* begin Dataset entries *
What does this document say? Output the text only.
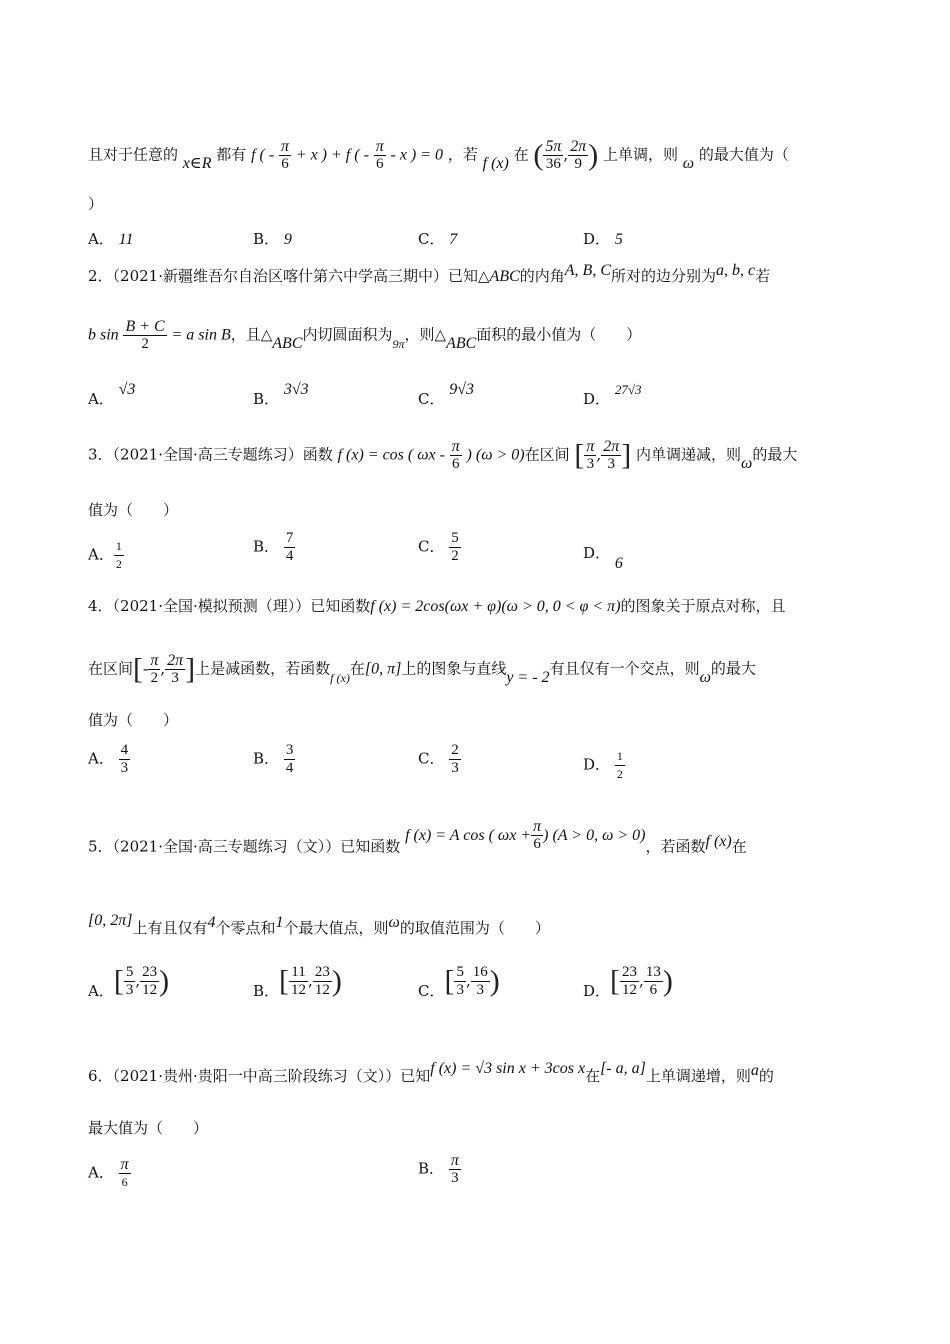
且对于任意的 x∈R 都有 f ( - $\frac{\pi}{6} + x$ ) + f ( - $\frac{\pi}{6}$ - x ) = 0 ，若 f (x) 在 ( $\frac{5\pi}{36}$ , $\frac{2\pi}{9}$ ) 上单调，则 ω 的最大值为（
）
A． 11	B． 9	C． 7	D． 5
2．（2021·新疆维吾尔自治区喀什第六中学高三期中）已知△ABC的内角A, B, C所对的边分别为a, b, c若
b $\sin \frac{B + C}{2} = a$ sin B，且△ABC内切圆面积为$_{9\pi}$，则△ABC面积的最小值为（　　）
A． √3
B． 3√3
C． 9√3
D． 27√3
3．（2021·全国·高三专题练习）函数 f (x) = cos ( ωx - $\frac{\pi}{6}$ ) (ω > 0)在区间 [ $\frac{\pi}{3}$ , $\frac{2\pi}{3}$ ] 内单调递减，则ω的最大
值为（　　）
A． $\frac{1}{2}$	B． $\frac{7}{4}$	C． $\frac{5}{2}$	D． 6
4．（2021·全国·模拟预测（理））已知函数f (x) = 2cos(ωx + φ)(ω > 0, 0 < φ < π)的图象关于原点对称，且
在区间[- $\frac{\pi}{2}$ , $\frac{2\pi}{3}$ ]上是减函数，若函数$_{f (x)}$在[0, π]上的图象与直线y = - 2有且仅有一个交点，则ω的最大
值为（　　）
A． $\frac{4}{3}$	B． $\frac{3}{4}$	C． $\frac{2}{3}$	D． $\frac{1}{2}$
5．（2021·全国·高三专题练习（文））已知函数 f (x) = A cos ( $\omega x + \frac{\pi}{6}$ ) (A > 0, ω > 0)，若函数f (x)在
[0, 2π]上有且仅有4个零点和1个最大值点，则ω的取值范围为（　　）
A．[ $\frac{5}{3}$ , $\frac{23}{12}$ )	B．[ $\frac{11}{12}$ , $\frac{23}{12}$ )	C．[ $\frac{5}{3}$ , $\frac{16}{3}$ )	D．[ $\frac{23}{12}$ , $\frac{13}{6}$ )
6．（2021·贵州·贵阳一中高三阶段练习（文））已知f (x) = √3 sin x + 3cos x在[- a, a]上单调递增，则a的
最大值为（　　）
A． $\frac{\pi}{6}$	B． $\frac{\pi}{3}$
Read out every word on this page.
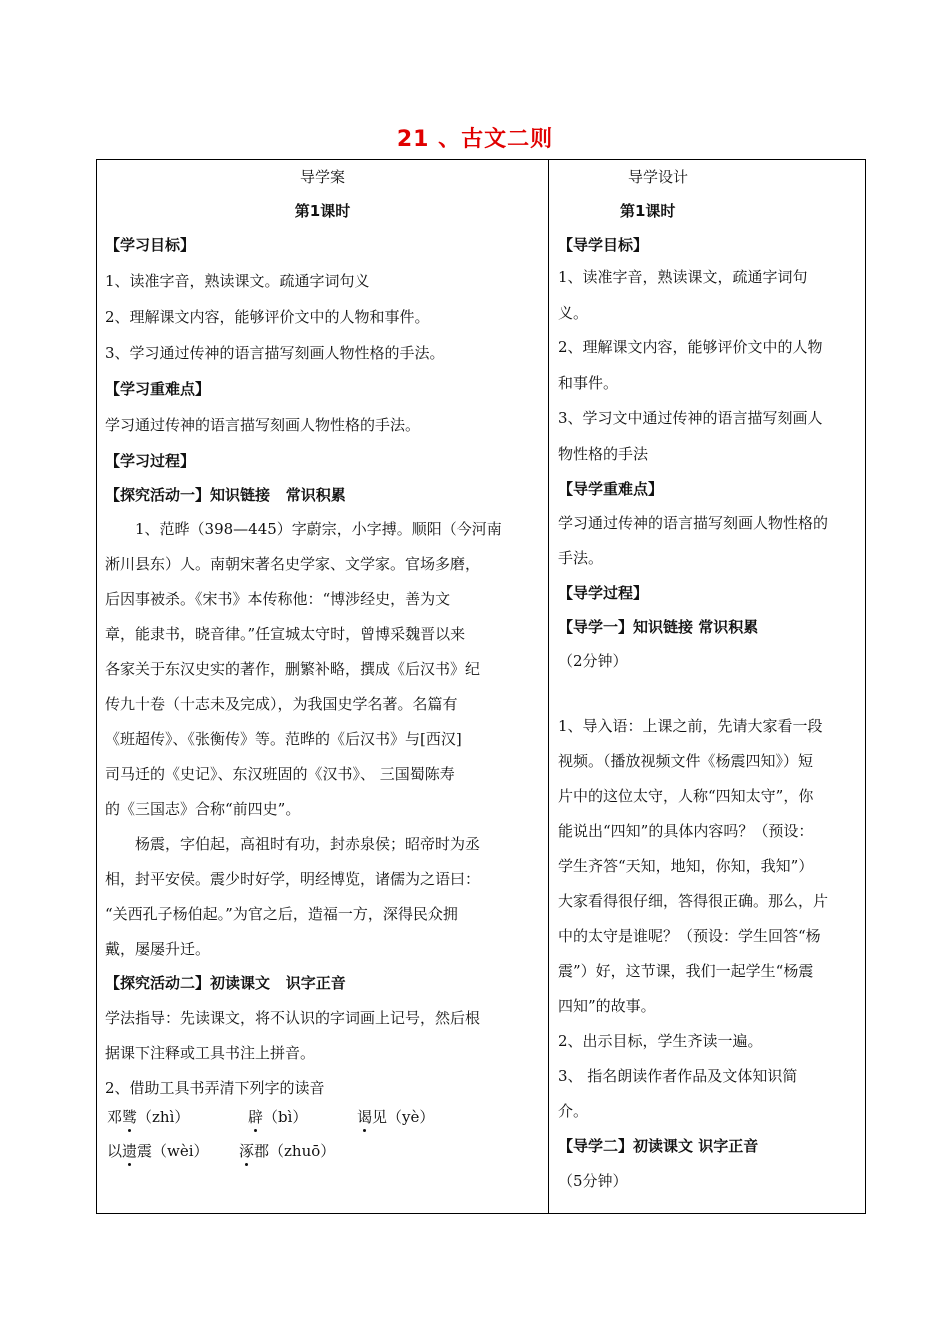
21 、古文二则
导学案
第1课时
【学习目标】
1、读准字音，熟读课文。疏通字词句义
2、理解课文内容，能够评价文中的人物和事件。
3、学习通过传神的语言描写刻画人物性格的手法。
【学习重难点】
学习通过传神的语言描写刻画人物性格的手法。
【学习过程】
【探究活动一】知识链接 常识积累
1、范晔（398—445）字蔚宗，小字搏。顺阳（今河南
淅川县东）人。南朝宋著名史学家、文学家。官场多磨，
后因事被杀。《宋书》本传称他：“博涉经史，善为文
章，能隶书，晓音律。”任宣城太守时，曾博采魏晋以来
各家关于东汉史实的著作，删繁补略，撰成《后汉书》纪
传九十卷（十志未及完成），为我国史学名著。名篇有
《班超传》、《张衡传》等。范晔的《后汉书》与[西汉]
司马迁的《史记》、东汉班固的《汉书》、 三国蜀陈寿
的《三国志》合称“前四史”。
杨震，字伯起，高祖时有功，封赤泉侯；昭帝时为丞
相，封平安侯。震少时好学，明经博览，诸儒为之语曰：
“关西孔子杨伯起。”为官之后，造福一方，深得民众拥
戴，屡屡升迁。
【探究活动二】初读课文 识字正音
学法指导：先读课文，将不认识的字词画上记号，然后根
据课下注释或工具书注上拼音。
2、借助工具书弄清下列字的读音
邓骘（zhì）	辟（bì）	谒见（yè）
以遗震（wèi） 涿郡（zhuō）
导学设计
第1课时
【导学目标】
1、读准字音，熟读课文，疏通字词句
义。
2、理解课文内容，能够评价文中的人物
和事件。
3、学习文中通过传神的语言描写刻画人
物性格的手法
【导学重难点】
学习通过传神的语言描写刻画人物性格的
手法。
【导学过程】
【导学一】知识链接 常识积累
（2分钟）
1、导入语：上课之前，先请大家看一段
视频。（播放视频文件《杨震四知》）短
片中的这位太守，人称“四知太守”，你
能说出“四知”的具体内容吗？（预设：
学生齐答“天知，地知，你知，我知”）
大家看得很仔细，答得很正确。那么，片
中的太守是谁呢？（预设：学生回答“杨
震”）好，这节课，我们一起学生“杨震
四知”的故事。
2、出示目标，学生齐读一遍。
3、 指名朗读作者作品及文体知识简
介。
【导学二】初读课文 识字正音
（5分钟）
* end Dataset entries *
--- Task prompt ---
Do not include pictures. Copy only the lines running from the line with "Read out every word on this page." through the last line of the records, exactly as they appear.

--- Answer to the problem ---
Read out every word on this page.
21 、古文二则
导学案
第1课时
【学习目标】
1、读准字音，熟读课文。疏通字词句义
2、理解课文内容，能够评价文中的人物和事件。
3、学习通过传神的语言描写刻画人物性格的手法。
【学习重难点】
学习通过传神的语言描写刻画人物性格的手法。
【学习过程】
【探究活动一】知识链接 常识积累
1、范晔（398—445）字蔚宗，小字搏。顺阳（今河南
淅川县东）人。南朝宋著名史学家、文学家。官场多磨，
后因事被杀。《宋书》本传称他：“博涉经史，善为文
章，能隶书，晓音律。”任宣城太守时，曾博采魏晋以来
各家关于东汉史实的著作，删繁补略，撰成《后汉书》纪
传九十卷（十志未及完成），为我国史学名著。名篇有
《班超传》、《张衡传》等。范晔的《后汉书》与[西汉]
司马迁的《史记》、东汉班固的《汉书》、 三国蜀陈寿
的《三国志》合称“前四史”。
杨震，字伯起，高祖时有功，封赤泉侯；昭帝时为丞
相，封平安侯。震少时好学，明经博览，诸儒为之语曰：
“关西孔子杨伯起。”为官之后，造福一方，深得民众拥
戴，屡屡升迁。
【探究活动二】初读课文 识字正音
学法指导：先读课文，将不认识的字词画上记号，然后根
据课下注释或工具书注上拼音。
2、借助工具书弄清下列字的读音
邓骘（zhì）	辟（bì）	谒见（yè）
以遗震（wèi） 涿郡（zhuō）
导学设计
第1课时
【导学目标】
1、读准字音，熟读课文，疏通字词句
义。
2、理解课文内容，能够评价文中的人物
和事件。
3、学习文中通过传神的语言描写刻画人
物性格的手法
【导学重难点】
学习通过传神的语言描写刻画人物性格的
手法。
【导学过程】
【导学一】知识链接 常识积累
（2分钟）
1、导入语：上课之前，先请大家看一段
视频。（播放视频文件《杨震四知》）短
片中的这位太守，人称“四知太守”，你
能说出“四知”的具体内容吗？（预设：
学生齐答“天知，地知，你知，我知”）
大家看得很仔细，答得很正确。那么，片
中的太守是谁呢？（预设：学生回答“杨
震”）好，这节课，我们一起学生“杨震
四知”的故事。
2、出示目标，学生齐读一遍。
3、 指名朗读作者作品及文体知识简
介。
【导学二】初读课文 识字正音
（5分钟）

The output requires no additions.